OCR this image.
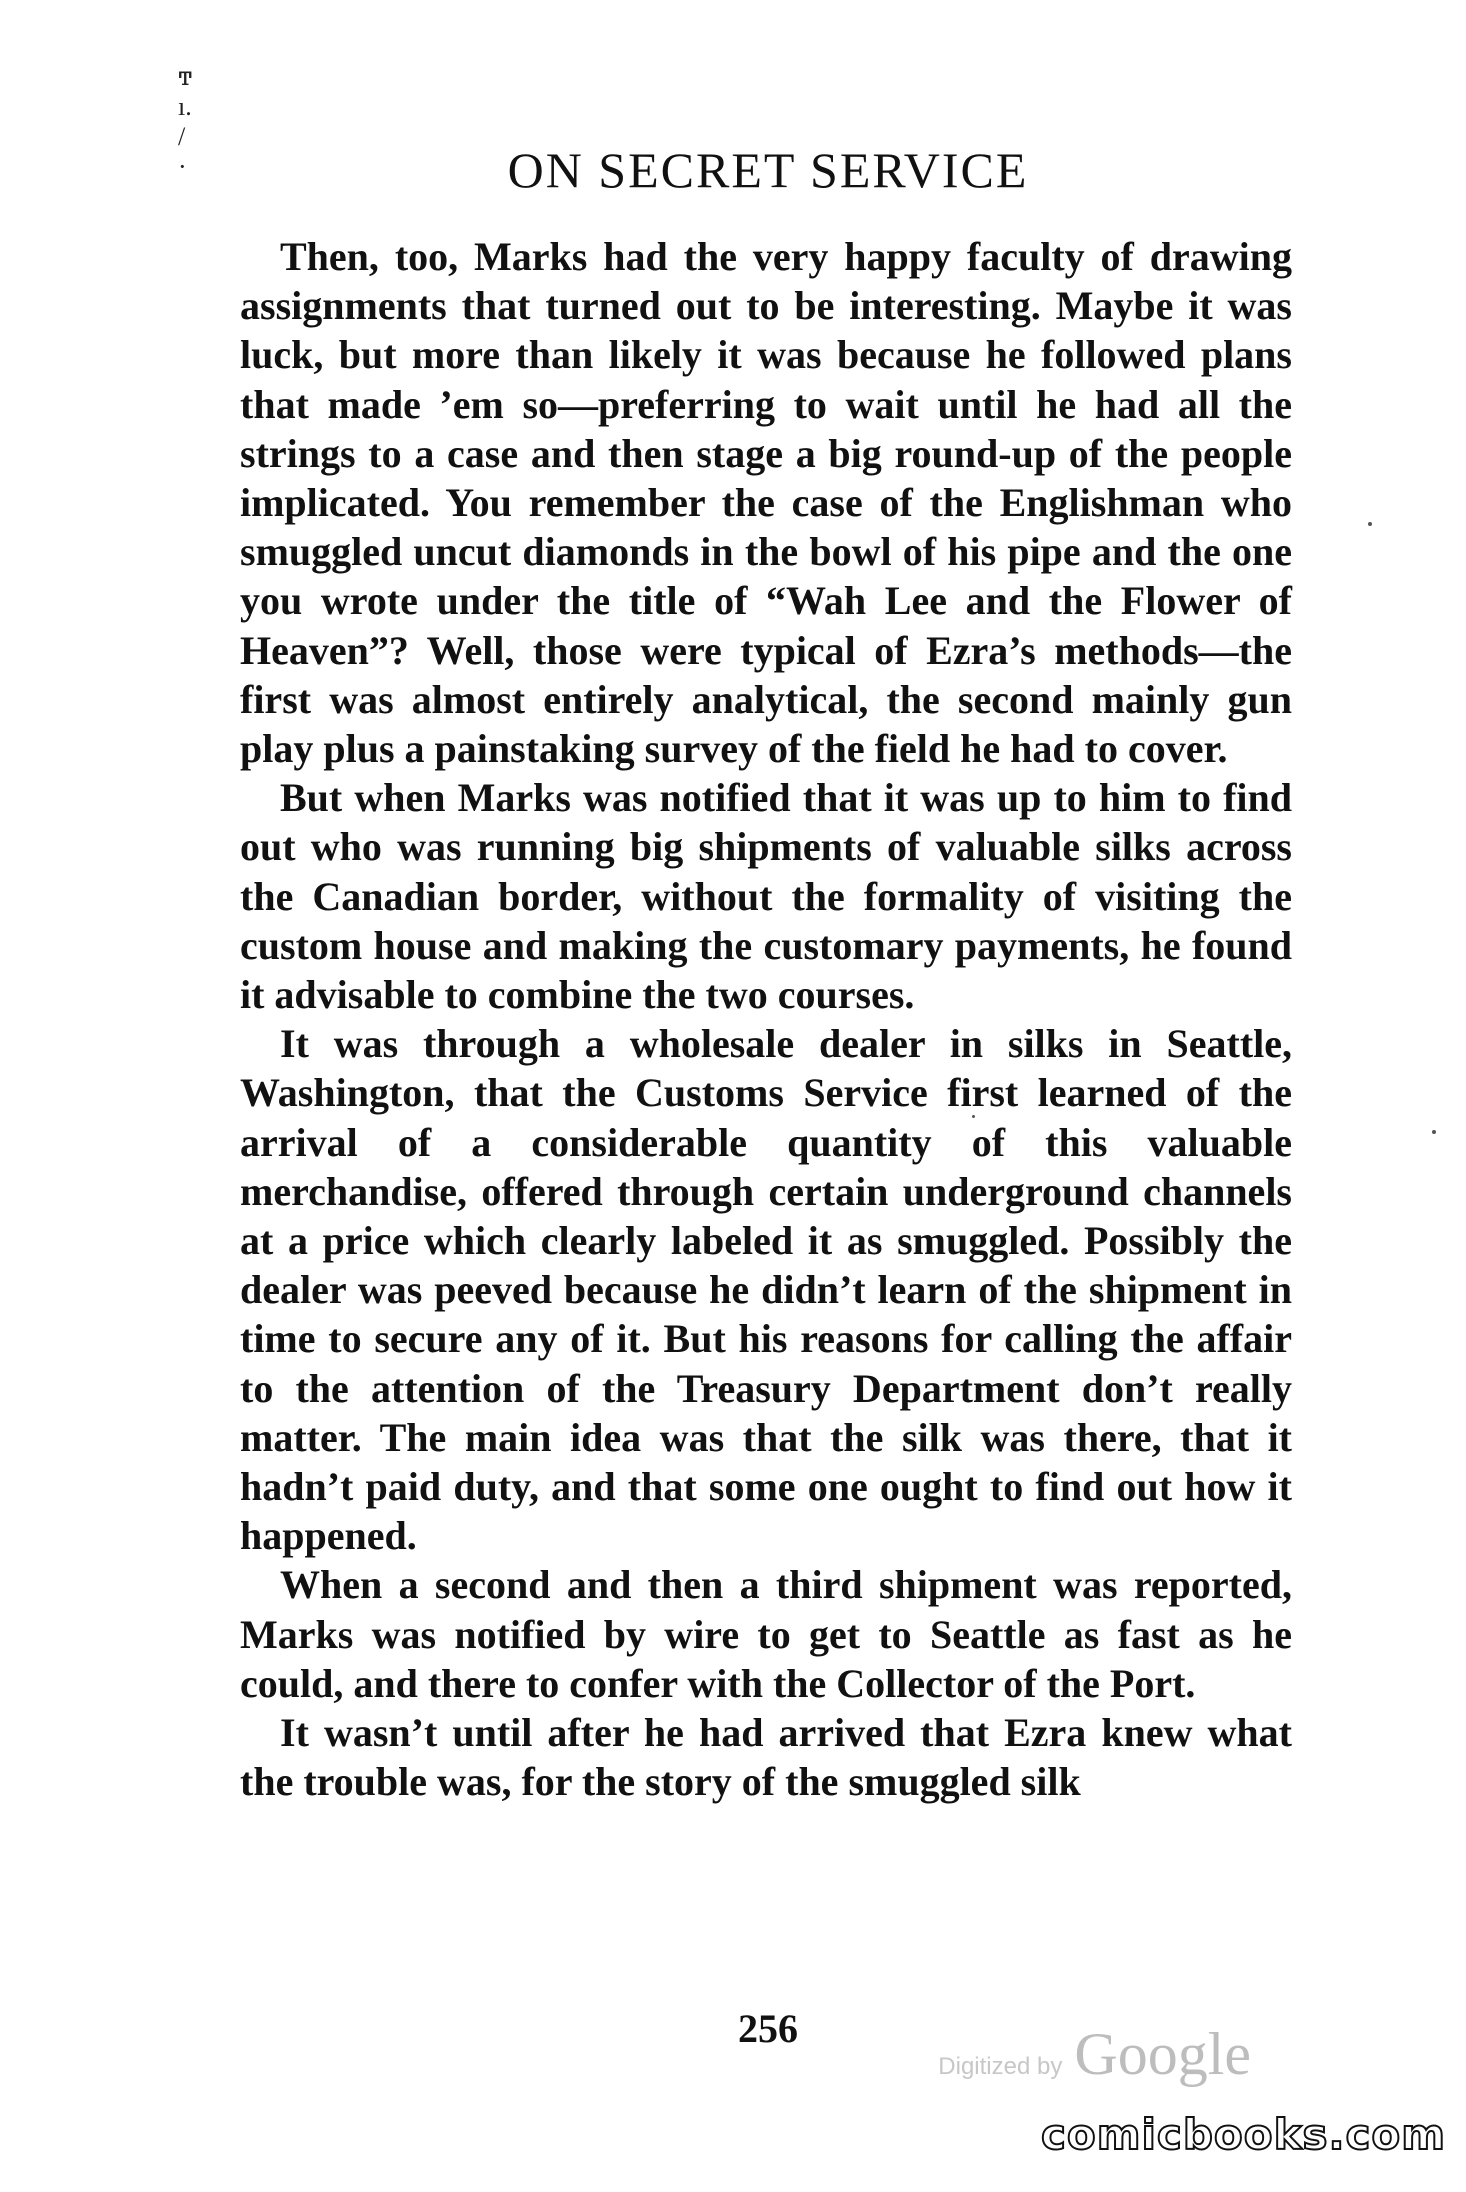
ͳ
ı.
/
·	ON SECRET SERVICE

Then, too, Marks had the very happy faculty of drawing assignments that turned out to be interesting. Maybe it was luck, but more than likely it was because he followed plans that made ’em so—preferring to wait until he had all the strings to a case and then stage a big round-up of the people implicated. You remember the case of the Englishman who smuggled uncut diamonds in the bowl of his pipe and the one you wrote under the title of “Wah Lee and the Flower of Heaven”? Well, those were typical of Ezra’s methods—the first was almost entirely analytical, the second mainly gun play plus a painstaking survey of the field he had to cover.

But when Marks was notified that it was up to him to find out who was running big shipments of valuable silks across the Canadian border, without the formality of visiting the custom house and making the customary payments, he found it advisable to combine the two courses.

It was through a wholesale dealer in silks in Seattle, Washington, that the Customs Service first learned of the arrival of a considerable quantity of this valuable merchandise, offered through certain underground channels at a price which clearly labeled it as smuggled. Possibly the dealer was peeved because he didn’t learn of the shipment in time to secure any of it. But his reasons for calling the affair to the attention of the Treasury Department don’t really matter. The main idea was that the silk was there, that it hadn’t paid duty, and that some one ought to find out how it happened.

When a second and then a third shipment was reported, Marks was notified by wire to get to Seattle as fast as he could, and there to confer with the Collector of the Port.

It wasn’t until after he had arrived that Ezra knew what the trouble was, for the story of the smuggled silk

256
Digitized by Google
comicbooks.com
---+---
Scan the records above for the string "this", then select every line that holds it.

OCR this image.
It was through a wholesale dealer in silks in Seattle, Washington, that the Customs Service first learned of the arrival of a considerable quantity of this valuable merchandise, offered through certain underground channels at a price which clearly labeled it as smuggled. Possibly the dealer was peeved because he didn’t learn of the shipment in time to secure any of it. But his reasons for calling the affair to the attention of the Treasury Department don’t really matter. The main idea was that the silk was there, that it hadn’t paid duty, and that some one ought to find out how it happened.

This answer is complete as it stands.